[The exercise]: Print the complete set of entries exactly.

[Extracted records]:
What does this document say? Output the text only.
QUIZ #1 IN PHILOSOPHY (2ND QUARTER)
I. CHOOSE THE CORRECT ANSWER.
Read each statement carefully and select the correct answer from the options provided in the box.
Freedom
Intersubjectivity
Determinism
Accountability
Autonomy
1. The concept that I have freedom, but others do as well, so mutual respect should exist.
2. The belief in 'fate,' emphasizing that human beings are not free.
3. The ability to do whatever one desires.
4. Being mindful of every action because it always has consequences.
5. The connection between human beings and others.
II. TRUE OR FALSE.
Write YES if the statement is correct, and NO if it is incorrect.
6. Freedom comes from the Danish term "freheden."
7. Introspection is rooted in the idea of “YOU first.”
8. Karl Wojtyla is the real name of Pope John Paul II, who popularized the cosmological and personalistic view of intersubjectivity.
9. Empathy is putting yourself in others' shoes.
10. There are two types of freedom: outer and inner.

[Task response]:
What does this document say? Output the text only.
QUIZ #1 IN PHILOSOPHY (2ND QUARTER)
I. CHOOSE THE CORRECT ANSWER.
Read each statement carefully and select the correct answer from the options provided in the box.
Freedom
Intersubjectivity
Determinism
Accountability
Autonomy
1. The concept that I have freedom, but others do as well, so mutual respect should exist.
2. The belief in 'fate,' emphasizing that human beings are not free.
3. The ability to do whatever one desires.
4. Being mindful of every action because it always has consequences.
5. The connection between human beings and others.
II. TRUE OR FALSE.
Write YES if the statement is correct, and NO if it is incorrect.
6. Freedom comes from the Danish term "freheden."
7. Introspection is rooted in the idea of “YOU first.”
8. Karl Wojtyla is the real name of Pope John Paul II, who popularized the cosmological and personalistic view of intersubjectivity.
9. Empathy is putting yourself in others' shoes.
10. There are two types of freedom: outer and inner.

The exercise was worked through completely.